START Extracted material

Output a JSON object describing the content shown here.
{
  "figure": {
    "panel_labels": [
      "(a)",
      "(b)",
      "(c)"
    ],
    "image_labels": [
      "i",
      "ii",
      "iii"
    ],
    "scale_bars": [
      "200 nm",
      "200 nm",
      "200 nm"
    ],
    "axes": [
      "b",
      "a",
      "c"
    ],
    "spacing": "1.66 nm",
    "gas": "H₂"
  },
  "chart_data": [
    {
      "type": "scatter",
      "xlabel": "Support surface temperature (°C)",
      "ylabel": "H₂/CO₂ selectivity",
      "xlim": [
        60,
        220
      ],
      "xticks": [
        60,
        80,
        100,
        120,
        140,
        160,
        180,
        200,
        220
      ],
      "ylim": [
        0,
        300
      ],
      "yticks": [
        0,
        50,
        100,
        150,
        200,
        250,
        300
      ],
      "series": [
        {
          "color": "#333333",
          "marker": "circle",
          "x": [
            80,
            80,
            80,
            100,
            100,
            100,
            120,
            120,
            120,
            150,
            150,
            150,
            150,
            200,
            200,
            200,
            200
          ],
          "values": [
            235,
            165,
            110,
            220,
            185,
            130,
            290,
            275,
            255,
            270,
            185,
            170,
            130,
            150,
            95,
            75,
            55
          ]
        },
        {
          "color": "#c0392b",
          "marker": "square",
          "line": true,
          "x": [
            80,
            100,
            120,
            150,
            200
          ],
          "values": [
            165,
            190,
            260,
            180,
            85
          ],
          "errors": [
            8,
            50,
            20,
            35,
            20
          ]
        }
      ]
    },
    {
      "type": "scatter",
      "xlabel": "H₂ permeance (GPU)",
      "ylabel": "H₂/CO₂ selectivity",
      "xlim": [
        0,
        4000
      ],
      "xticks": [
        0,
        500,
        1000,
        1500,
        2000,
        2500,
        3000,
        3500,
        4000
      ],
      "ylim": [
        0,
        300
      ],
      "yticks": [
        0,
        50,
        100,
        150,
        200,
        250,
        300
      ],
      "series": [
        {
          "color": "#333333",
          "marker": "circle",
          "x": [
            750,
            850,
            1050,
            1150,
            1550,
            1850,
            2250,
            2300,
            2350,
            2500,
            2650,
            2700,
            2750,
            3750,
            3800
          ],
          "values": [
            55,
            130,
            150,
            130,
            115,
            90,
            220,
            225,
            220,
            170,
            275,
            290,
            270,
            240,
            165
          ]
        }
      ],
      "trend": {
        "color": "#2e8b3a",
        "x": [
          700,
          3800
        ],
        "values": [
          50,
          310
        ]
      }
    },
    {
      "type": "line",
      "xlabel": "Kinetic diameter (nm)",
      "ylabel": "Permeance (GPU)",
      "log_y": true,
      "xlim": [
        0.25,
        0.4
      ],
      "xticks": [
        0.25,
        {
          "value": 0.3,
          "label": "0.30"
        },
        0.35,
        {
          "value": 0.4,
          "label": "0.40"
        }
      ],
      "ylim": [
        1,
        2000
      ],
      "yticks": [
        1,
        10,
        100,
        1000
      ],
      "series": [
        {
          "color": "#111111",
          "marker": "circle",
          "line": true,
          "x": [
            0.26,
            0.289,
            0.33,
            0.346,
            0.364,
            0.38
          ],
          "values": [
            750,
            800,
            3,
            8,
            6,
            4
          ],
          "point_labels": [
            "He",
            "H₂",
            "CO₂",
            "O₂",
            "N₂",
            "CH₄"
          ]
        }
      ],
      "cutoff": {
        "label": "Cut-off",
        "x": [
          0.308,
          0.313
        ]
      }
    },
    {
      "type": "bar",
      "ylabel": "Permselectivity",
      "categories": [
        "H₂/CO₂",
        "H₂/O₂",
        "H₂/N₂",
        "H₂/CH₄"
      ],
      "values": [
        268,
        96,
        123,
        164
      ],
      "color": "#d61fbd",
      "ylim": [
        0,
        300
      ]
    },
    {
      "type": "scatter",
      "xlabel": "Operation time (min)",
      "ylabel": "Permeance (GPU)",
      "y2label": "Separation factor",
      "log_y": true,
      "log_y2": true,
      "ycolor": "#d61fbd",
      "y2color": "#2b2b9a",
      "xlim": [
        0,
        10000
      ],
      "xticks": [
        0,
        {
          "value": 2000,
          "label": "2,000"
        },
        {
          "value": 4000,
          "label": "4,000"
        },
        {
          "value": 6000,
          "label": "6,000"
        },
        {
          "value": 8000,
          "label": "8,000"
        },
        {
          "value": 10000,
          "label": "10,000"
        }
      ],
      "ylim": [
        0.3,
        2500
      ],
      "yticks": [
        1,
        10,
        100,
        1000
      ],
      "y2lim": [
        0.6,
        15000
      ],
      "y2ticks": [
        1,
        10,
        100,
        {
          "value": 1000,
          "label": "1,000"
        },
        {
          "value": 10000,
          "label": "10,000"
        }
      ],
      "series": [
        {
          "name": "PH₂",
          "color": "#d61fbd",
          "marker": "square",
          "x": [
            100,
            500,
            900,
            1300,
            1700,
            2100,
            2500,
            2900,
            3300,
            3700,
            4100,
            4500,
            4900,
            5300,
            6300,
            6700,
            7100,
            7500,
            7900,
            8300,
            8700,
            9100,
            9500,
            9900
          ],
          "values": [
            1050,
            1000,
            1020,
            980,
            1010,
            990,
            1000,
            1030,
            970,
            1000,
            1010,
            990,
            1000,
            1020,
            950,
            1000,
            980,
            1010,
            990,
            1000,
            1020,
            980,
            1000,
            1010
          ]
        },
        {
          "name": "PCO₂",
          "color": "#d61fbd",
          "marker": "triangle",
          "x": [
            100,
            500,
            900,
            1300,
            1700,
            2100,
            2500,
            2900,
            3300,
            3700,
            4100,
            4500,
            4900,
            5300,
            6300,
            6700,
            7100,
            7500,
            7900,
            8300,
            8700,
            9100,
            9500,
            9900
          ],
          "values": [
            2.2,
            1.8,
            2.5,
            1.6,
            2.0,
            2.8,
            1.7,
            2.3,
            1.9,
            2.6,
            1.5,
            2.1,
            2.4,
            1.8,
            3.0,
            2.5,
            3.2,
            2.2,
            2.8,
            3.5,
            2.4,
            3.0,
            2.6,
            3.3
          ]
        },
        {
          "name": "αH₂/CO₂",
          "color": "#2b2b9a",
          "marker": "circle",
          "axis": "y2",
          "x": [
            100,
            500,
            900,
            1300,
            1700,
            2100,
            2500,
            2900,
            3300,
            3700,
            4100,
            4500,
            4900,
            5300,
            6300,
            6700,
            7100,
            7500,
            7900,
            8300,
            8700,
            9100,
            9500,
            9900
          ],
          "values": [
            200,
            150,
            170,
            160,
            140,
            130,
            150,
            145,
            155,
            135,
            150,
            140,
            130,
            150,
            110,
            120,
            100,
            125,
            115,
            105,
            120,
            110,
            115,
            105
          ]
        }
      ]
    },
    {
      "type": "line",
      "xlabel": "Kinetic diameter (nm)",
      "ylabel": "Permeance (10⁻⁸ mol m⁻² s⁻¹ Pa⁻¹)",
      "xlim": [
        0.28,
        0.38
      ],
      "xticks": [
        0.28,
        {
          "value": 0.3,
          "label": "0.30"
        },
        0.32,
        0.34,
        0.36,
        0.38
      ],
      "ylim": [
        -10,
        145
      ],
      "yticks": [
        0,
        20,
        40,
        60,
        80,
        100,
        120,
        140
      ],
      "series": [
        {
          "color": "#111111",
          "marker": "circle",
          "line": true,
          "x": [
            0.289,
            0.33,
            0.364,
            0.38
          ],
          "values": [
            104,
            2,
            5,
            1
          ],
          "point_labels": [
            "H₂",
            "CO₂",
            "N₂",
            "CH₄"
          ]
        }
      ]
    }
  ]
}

END Extracted material

Can you restate every record above word for word?

Output a JSON object describing the content shown here.
{
  "figure": {
    "panel_labels": [
      "(a)",
      "(b)",
      "(c)"
    ],
    "image_labels": [
      "i",
      "ii",
      "iii"
    ],
    "scale_bars": [
      "200 nm",
      "200 nm",
      "200 nm"
    ],
    "axes": [
      "b",
      "a",
      "c"
    ],
    "spacing": "1.66 nm",
    "gas": "H₂"
  },
  "chart_data": [
    {
      "type": "scatter",
      "xlabel": "Support surface temperature (°C)",
      "ylabel": "H₂/CO₂ selectivity",
      "xlim": [
        60,
        220
      ],
      "xticks": [
        60,
        80,
        100,
        120,
        140,
        160,
        180,
        200,
        220
      ],
      "ylim": [
        0,
        300
      ],
      "yticks": [
        0,
        50,
        100,
        150,
        200,
        250,
        300
      ],
      "series": [
        {
          "color": "#333333",
          "marker": "circle",
          "x": [
            80,
            80,
            80,
            100,
            100,
            100,
            120,
            120,
            120,
            150,
            150,
            150,
            150,
            200,
            200,
            200,
            200
          ],
          "values": [
            235,
            165,
            110,
            220,
            185,
            130,
            290,
            275,
            255,
            270,
            185,
            170,
            130,
            150,
            95,
            75,
            55
          ]
        },
        {
          "color": "#c0392b",
          "marker": "square",
          "line": true,
          "x": [
            80,
            100,
            120,
            150,
            200
          ],
          "values": [
            165,
            190,
            260,
            180,
            85
          ],
          "errors": [
            8,
            50,
            20,
            35,
            20
          ]
        }
      ]
    },
    {
      "type": "scatter",
      "xlabel": "H₂ permeance (GPU)",
      "ylabel": "H₂/CO₂ selectivity",
      "xlim": [
        0,
        4000
      ],
      "xticks": [
        0,
        500,
        1000,
        1500,
        2000,
        2500,
        3000,
        3500,
        4000
      ],
      "ylim": [
        0,
        300
      ],
      "yticks": [
        0,
        50,
        100,
        150,
        200,
        250,
        300
      ],
      "series": [
        {
          "color": "#333333",
          "marker": "circle",
          "x": [
            750,
            850,
            1050,
            1150,
            1550,
            1850,
            2250,
            2300,
            2350,
            2500,
            2650,
            2700,
            2750,
            3750,
            3800
          ],
          "values": [
            55,
            130,
            150,
            130,
            115,
            90,
            220,
            225,
            220,
            170,
            275,
            290,
            270,
            240,
            165
          ]
        }
      ],
      "trend": {
        "color": "#2e8b3a",
        "x": [
          700,
          3800
        ],
        "values": [
          50,
          310
        ]
      }
    },
    {
      "type": "line",
      "xlabel": "Kinetic diameter (nm)",
      "ylabel": "Permeance (GPU)",
      "log_y": true,
      "xlim": [
        0.25,
        0.4
      ],
      "xticks": [
        0.25,
        {
          "value": 0.3,
          "label": "0.30"
        },
        0.35,
        {
          "value": 0.4,
          "label": "0.40"
        }
      ],
      "ylim": [
        1,
        2000
      ],
      "yticks": [
        1,
        10,
        100,
        1000
      ],
      "series": [
        {
          "color": "#111111",
          "marker": "circle",
          "line": true,
          "x": [
            0.26,
            0.289,
            0.33,
            0.346,
            0.364,
            0.38
          ],
          "values": [
            750,
            800,
            3,
            8,
            6,
            4
          ],
          "point_labels": [
            "He",
            "H₂",
            "CO₂",
            "O₂",
            "N₂",
            "CH₄"
          ]
        }
      ],
      "cutoff": {
        "label": "Cut-off",
        "x": [
          0.308,
          0.313
        ]
      }
    },
    {
      "type": "bar",
      "ylabel": "Permselectivity",
      "categories": [
        "H₂/CO₂",
        "H₂/O₂",
        "H₂/N₂",
        "H₂/CH₄"
      ],
      "values": [
        268,
        96,
        123,
        164
      ],
      "color": "#d61fbd",
      "ylim": [
        0,
        300
      ]
    },
    {
      "type": "scatter",
      "xlabel": "Operation time (min)",
      "ylabel": "Permeance (GPU)",
      "y2label": "Separation factor",
      "log_y": true,
      "log_y2": true,
      "ycolor": "#d61fbd",
      "y2color": "#2b2b9a",
      "xlim": [
        0,
        10000
      ],
      "xticks": [
        0,
        {
          "value": 2000,
          "label": "2,000"
        },
        {
          "value": 4000,
          "label": "4,000"
        },
        {
          "value": 6000,
          "label": "6,000"
        },
        {
          "value": 8000,
          "label": "8,000"
        },
        {
          "value": 10000,
          "label": "10,000"
        }
      ],
      "ylim": [
        0.3,
        2500
      ],
      "yticks": [
        1,
        10,
        100,
        1000
      ],
      "y2lim": [
        0.6,
        15000
      ],
      "y2ticks": [
        1,
        10,
        100,
        {
          "value": 1000,
          "label": "1,000"
        },
        {
          "value": 10000,
          "label": "10,000"
        }
      ],
      "series": [
        {
          "name": "PH₂",
          "color": "#d61fbd",
          "marker": "square",
          "x": [
            100,
            500,
            900,
            1300,
            1700,
            2100,
            2500,
            2900,
            3300,
            3700,
            4100,
            4500,
            4900,
            5300,
            6300,
            6700,
            7100,
            7500,
            7900,
            8300,
            8700,
            9100,
            9500,
            9900
          ],
          "values": [
            1050,
            1000,
            1020,
            980,
            1010,
            990,
            1000,
            1030,
            970,
            1000,
            1010,
            990,
            1000,
            1020,
            950,
            1000,
            980,
            1010,
            990,
            1000,
            1020,
            980,
            1000,
            1010
          ]
        },
        {
          "name": "PCO₂",
          "color": "#d61fbd",
          "marker": "triangle",
          "x": [
            100,
            500,
            900,
            1300,
            1700,
            2100,
            2500,
            2900,
            3300,
            3700,
            4100,
            4500,
            4900,
            5300,
            6300,
            6700,
            7100,
            7500,
            7900,
            8300,
            8700,
            9100,
            9500,
            9900
          ],
          "values": [
            2.2,
            1.8,
            2.5,
            1.6,
            2.0,
            2.8,
            1.7,
            2.3,
            1.9,
            2.6,
            1.5,
            2.1,
            2.4,
            1.8,
            3.0,
            2.5,
            3.2,
            2.2,
            2.8,
            3.5,
            2.4,
            3.0,
            2.6,
            3.3
          ]
        },
        {
          "name": "αH₂/CO₂",
          "color": "#2b2b9a",
          "marker": "circle",
          "axis": "y2",
          "x": [
            100,
            500,
            900,
            1300,
            1700,
            2100,
            2500,
            2900,
            3300,
            3700,
            4100,
            4500,
            4900,
            5300,
            6300,
            6700,
            7100,
            7500,
            7900,
            8300,
            8700,
            9100,
            9500,
            9900
          ],
          "values": [
            200,
            150,
            170,
            160,
            140,
            130,
            150,
            145,
            155,
            135,
            150,
            140,
            130,
            150,
            110,
            120,
            100,
            125,
            115,
            105,
            120,
            110,
            115,
            105
          ]
        }
      ]
    },
    {
      "type": "line",
      "xlabel": "Kinetic diameter (nm)",
      "ylabel": "Permeance (10⁻⁸ mol m⁻² s⁻¹ Pa⁻¹)",
      "xlim": [
        0.28,
        0.38
      ],
      "xticks": [
        0.28,
        {
          "value": 0.3,
          "label": "0.30"
        },
        0.32,
        0.34,
        0.36,
        0.38
      ],
      "ylim": [
        -10,
        145
      ],
      "yticks": [
        0,
        20,
        40,
        60,
        80,
        100,
        120,
        140
      ],
      "series": [
        {
          "color": "#111111",
          "marker": "circle",
          "line": true,
          "x": [
            0.289,
            0.33,
            0.364,
            0.38
          ],
          "values": [
            104,
            2,
            5,
            1
          ],
          "point_labels": [
            "H₂",
            "CO₂",
            "N₂",
            "CH₄"
          ]
        }
      ]
    }
  ]
}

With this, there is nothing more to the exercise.